--- Start SOURCE DOCUMENT ---
In order for such an organization to be precise, and to have such complete access to all aspects of media (TV programming, newspapers, online sites) in order to disseminate its agenda, there has to be major funding.  A simple Wiki search - the MI does not reveal its funding on its site - shows that major funding comes from the usual suspects: the Koch Family Foundations, Bristol-Myers Squibb, ExxonMobil, Chase Manhattan Bank, and Merrill Lynch.  Paul Labarique, in his article "The Manhattan Institute, Neoconservatives' Lab," claims that the Institute has set forth to, "eliminate the counterculture of the 60’s and feminism, but above all, to destroy social services and get African-Americans and poor people out of the big cities."  Which brings us back to that kooky lady, Kay Hymowitz, who is clearly just following orders.  Do more women need to get married and not raise kids on their own?  Hell yeah!  Who should they marry?  Men, of course!  Does this count for women who are in the elite classes?  No, of course not!  It's interesting how all of her research fits so perfectly into the agenda of the MI.  I suspect that even if it didn't, the oh-so-credible-scholar would find a way to make it fit the MI agenda.
--- End SOURCE DOCUMENT ---
## TASK INSTRUCTIONS
1. Answer these questions from the passage on the Manhattan Institute:
(a) Where does the MI not reveal its funding?
(b) What is the title of Paul Labarique's article?
(c) Which three kinds of media does the passage list in parentheses?
2. Say whether each statement agrees with the passage on the Manhattan Institute, and quote the words that decide it:
(a) ExxonMobil is named among the sources of the Institute's funding.
(b) The MI publishes its funding on its website.
(c) Labarique claims the Institute aims to eliminate the counterculture of the 60's.
The entries come from a different source than the passage on the Manhattan Institute.
--- Start EXTRACTED DATA ---
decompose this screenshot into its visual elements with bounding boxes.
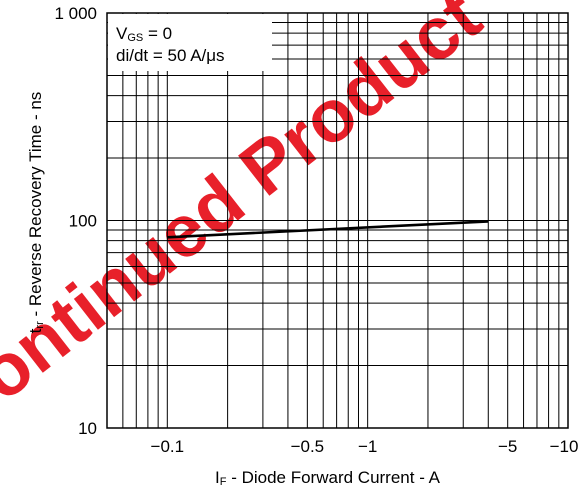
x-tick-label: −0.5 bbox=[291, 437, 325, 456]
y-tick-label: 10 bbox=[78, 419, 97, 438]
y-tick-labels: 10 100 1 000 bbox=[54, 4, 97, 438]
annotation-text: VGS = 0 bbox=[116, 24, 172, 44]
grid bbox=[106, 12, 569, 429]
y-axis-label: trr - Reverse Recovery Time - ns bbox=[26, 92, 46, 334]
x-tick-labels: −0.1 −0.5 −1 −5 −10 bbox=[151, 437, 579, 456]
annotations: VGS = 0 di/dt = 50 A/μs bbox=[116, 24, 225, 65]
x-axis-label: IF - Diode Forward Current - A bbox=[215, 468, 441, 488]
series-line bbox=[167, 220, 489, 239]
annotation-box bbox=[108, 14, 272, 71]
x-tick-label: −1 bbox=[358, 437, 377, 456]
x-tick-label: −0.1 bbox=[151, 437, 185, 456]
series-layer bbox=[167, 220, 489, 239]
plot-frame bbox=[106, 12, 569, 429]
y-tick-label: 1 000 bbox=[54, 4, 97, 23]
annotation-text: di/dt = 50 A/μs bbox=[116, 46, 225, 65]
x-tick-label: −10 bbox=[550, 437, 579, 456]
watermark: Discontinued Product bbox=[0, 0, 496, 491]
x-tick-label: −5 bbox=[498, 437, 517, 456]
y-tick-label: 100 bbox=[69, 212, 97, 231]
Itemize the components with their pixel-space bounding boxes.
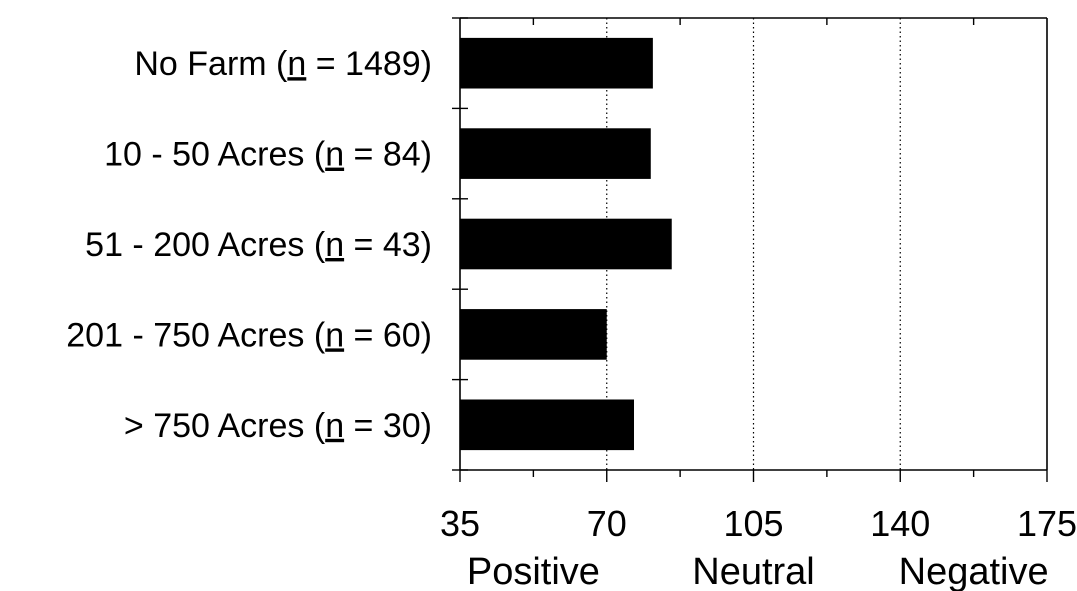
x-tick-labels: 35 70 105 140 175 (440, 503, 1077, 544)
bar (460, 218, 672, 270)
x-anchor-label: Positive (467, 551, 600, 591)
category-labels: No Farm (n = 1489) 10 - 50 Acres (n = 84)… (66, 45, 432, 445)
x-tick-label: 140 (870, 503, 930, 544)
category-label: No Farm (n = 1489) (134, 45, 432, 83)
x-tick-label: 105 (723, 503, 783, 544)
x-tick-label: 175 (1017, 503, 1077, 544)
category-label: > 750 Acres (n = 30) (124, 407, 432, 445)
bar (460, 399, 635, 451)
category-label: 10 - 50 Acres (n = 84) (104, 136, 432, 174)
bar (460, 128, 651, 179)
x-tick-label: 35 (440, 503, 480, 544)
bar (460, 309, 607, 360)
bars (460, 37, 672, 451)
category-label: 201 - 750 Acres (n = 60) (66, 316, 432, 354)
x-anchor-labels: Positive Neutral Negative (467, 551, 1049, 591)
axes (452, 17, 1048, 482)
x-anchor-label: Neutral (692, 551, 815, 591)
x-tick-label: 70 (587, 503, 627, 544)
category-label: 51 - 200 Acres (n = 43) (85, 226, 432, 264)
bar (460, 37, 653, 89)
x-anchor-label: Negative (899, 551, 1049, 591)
--- End EXTRACTED DATA ---
## WORKED ANSWERS
1.
(a) On its site.
(b) "The Manhattan Institute, Neoconservatives' Lab"
(c) TV programming, newspapers, and online sites.

2.
(a) Yes: "the Koch Family Foundations, Bristol-Myers Squibb, ExxonMobil, Chase Manhattan Bank, and Merrill Lynch"
(b) No: "the MI does not reveal its funding on its site"
(c) Yes: "eliminate the counterculture of the 60’s and feminism"